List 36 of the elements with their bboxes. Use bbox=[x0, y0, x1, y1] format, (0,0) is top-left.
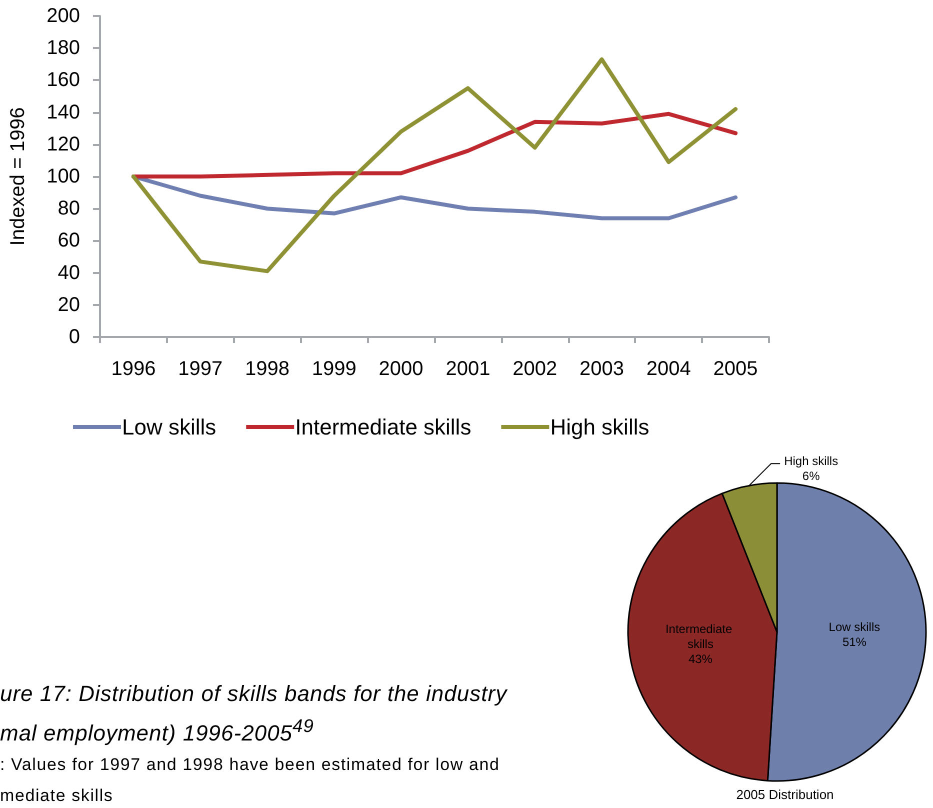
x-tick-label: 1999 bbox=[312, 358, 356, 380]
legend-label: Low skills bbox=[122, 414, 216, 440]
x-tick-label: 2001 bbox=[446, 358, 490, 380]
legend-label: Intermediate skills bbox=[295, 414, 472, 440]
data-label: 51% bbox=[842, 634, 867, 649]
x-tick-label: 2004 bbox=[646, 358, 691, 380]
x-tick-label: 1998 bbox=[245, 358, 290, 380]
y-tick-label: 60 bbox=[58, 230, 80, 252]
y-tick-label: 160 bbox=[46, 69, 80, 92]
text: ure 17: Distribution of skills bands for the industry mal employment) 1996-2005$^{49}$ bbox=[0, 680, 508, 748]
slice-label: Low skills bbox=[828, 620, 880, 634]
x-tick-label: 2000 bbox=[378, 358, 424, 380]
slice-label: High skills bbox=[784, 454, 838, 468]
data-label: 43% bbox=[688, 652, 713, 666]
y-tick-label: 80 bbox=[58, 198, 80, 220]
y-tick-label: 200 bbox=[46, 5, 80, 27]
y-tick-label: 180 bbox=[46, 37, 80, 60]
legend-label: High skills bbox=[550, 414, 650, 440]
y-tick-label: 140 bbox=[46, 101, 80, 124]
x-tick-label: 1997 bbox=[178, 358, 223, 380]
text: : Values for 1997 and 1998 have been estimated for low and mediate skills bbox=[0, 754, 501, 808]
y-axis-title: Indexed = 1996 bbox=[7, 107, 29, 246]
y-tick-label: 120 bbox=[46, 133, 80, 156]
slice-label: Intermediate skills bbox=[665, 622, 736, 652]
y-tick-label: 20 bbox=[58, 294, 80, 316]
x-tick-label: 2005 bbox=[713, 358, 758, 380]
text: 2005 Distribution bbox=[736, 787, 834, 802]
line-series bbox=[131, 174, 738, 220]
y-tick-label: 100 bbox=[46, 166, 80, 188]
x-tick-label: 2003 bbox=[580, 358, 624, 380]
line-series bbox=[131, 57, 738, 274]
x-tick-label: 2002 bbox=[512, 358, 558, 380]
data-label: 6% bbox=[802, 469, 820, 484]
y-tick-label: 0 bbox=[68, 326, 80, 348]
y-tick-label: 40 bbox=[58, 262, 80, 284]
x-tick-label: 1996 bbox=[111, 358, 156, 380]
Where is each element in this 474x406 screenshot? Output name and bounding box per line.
* * *
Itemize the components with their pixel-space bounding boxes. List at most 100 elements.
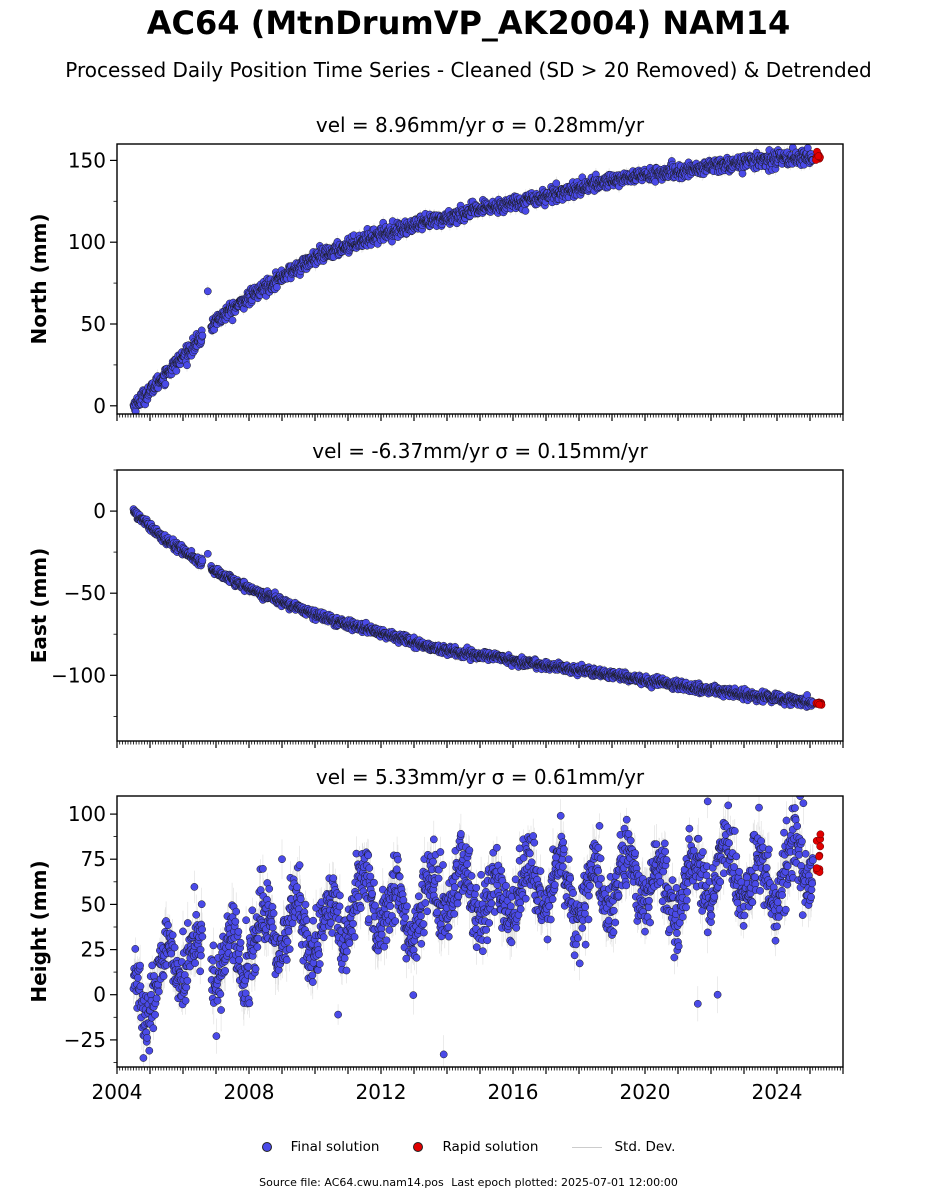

Given instruction: Reproduce the lines verbatim, beginning with the line that contains "List 36 of the" and stopping after the line that contains "legend-label: Intermediate skills". Omit the pictures.

Answer:
List 36 of the elements with their bboxes. Use bbox=[x0, y0, x1, y1] format, (0,0) is top-left.
x-tick-label: 1999 bbox=[312, 358, 356, 380]
legend-label: Low skills bbox=[122, 414, 216, 440]
x-tick-label: 2001 bbox=[446, 358, 490, 380]
legend-label: Intermediate skills bbox=[295, 414, 472, 440]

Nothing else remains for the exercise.